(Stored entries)

+ + + + + + +

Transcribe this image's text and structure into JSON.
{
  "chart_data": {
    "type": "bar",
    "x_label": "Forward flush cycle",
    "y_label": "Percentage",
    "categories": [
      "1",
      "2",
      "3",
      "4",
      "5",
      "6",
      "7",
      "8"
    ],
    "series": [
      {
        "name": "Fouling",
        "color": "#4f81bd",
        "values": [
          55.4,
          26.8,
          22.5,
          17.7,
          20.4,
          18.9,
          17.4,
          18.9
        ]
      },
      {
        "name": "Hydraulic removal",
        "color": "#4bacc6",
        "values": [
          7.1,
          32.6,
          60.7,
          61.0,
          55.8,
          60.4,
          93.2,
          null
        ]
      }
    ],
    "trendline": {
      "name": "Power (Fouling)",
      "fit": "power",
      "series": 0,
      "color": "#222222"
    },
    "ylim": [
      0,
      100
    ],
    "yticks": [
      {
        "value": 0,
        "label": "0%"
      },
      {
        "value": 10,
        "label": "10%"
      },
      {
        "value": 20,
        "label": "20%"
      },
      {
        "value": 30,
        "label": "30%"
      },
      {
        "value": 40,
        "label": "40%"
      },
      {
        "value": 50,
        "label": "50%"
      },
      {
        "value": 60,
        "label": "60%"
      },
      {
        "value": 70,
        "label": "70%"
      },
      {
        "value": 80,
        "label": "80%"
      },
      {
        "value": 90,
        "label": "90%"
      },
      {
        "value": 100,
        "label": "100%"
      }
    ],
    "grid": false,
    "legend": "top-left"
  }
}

+ + + + + + +

Task instructions
Reproduce every line of the material above exactly.

Output below
Transcribe this image's text and structure into JSON.
{
  "chart_data": {
    "type": "bar",
    "x_label": "Forward flush cycle",
    "y_label": "Percentage",
    "categories": [
      "1",
      "2",
      "3",
      "4",
      "5",
      "6",
      "7",
      "8"
    ],
    "series": [
      {
        "name": "Fouling",
        "color": "#4f81bd",
        "values": [
          55.4,
          26.8,
          22.5,
          17.7,
          20.4,
          18.9,
          17.4,
          18.9
        ]
      },
      {
        "name": "Hydraulic removal",
        "color": "#4bacc6",
        "values": [
          7.1,
          32.6,
          60.7,
          61.0,
          55.8,
          60.4,
          93.2,
          null
        ]
      }
    ],
    "trendline": {
      "name": "Power (Fouling)",
      "fit": "power",
      "series": 0,
      "color": "#222222"
    },
    "ylim": [
      0,
      100
    ],
    "yticks": [
      {
        "value": 0,
        "label": "0%"
      },
      {
        "value": 10,
        "label": "10%"
      },
      {
        "value": 20,
        "label": "20%"
      },
      {
        "value": 30,
        "label": "30%"
      },
      {
        "value": 40,
        "label": "40%"
      },
      {
        "value": 50,
        "label": "50%"
      },
      {
        "value": 60,
        "label": "60%"
      },
      {
        "value": 70,
        "label": "70%"
      },
      {
        "value": 80,
        "label": "80%"
      },
      {
        "value": 90,
        "label": "90%"
      },
      {
        "value": 100,
        "label": "100%"
      }
    ],
    "grid": false,
    "legend": "top-left"
  }
}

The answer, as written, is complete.